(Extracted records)

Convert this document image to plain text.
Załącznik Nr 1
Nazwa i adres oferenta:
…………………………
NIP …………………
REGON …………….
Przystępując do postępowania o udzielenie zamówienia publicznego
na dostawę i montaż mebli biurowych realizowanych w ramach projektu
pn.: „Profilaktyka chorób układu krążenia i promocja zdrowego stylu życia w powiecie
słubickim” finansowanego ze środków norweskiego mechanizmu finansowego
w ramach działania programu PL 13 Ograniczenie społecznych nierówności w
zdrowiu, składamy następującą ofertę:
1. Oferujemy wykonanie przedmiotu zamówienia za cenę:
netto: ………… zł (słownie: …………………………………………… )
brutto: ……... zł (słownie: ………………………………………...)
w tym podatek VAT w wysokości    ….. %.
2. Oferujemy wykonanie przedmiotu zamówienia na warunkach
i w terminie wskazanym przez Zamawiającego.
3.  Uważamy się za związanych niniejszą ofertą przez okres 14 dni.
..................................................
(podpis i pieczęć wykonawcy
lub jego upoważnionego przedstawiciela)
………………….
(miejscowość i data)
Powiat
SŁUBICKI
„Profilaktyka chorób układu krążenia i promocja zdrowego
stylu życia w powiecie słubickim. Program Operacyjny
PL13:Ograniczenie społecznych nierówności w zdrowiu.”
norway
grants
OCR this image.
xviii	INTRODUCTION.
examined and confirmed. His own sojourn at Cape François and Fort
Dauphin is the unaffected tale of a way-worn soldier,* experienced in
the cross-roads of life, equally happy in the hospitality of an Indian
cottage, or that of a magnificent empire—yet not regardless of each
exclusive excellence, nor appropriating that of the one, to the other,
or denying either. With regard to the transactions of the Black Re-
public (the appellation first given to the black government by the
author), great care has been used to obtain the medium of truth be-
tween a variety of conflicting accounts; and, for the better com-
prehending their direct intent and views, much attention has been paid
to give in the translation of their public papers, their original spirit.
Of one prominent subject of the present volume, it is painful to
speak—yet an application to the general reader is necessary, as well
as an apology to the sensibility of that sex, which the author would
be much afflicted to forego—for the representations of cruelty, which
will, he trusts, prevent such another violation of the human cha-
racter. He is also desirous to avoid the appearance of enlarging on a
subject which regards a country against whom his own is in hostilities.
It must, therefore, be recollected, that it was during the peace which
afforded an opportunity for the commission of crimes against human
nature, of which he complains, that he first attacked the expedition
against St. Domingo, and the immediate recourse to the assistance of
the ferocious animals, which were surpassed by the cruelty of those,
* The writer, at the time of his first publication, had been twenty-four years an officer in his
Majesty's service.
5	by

> _WHAT IS NEEDED_:
Copy out each line of the data containing the string "stylu".

> _IN RESPONSE_:
pn.: „Profilaktyka chorób układu krążenia i promocja zdrowego stylu życia w powiecie
stylu życia w powiecie słubickim. Program Operacyjny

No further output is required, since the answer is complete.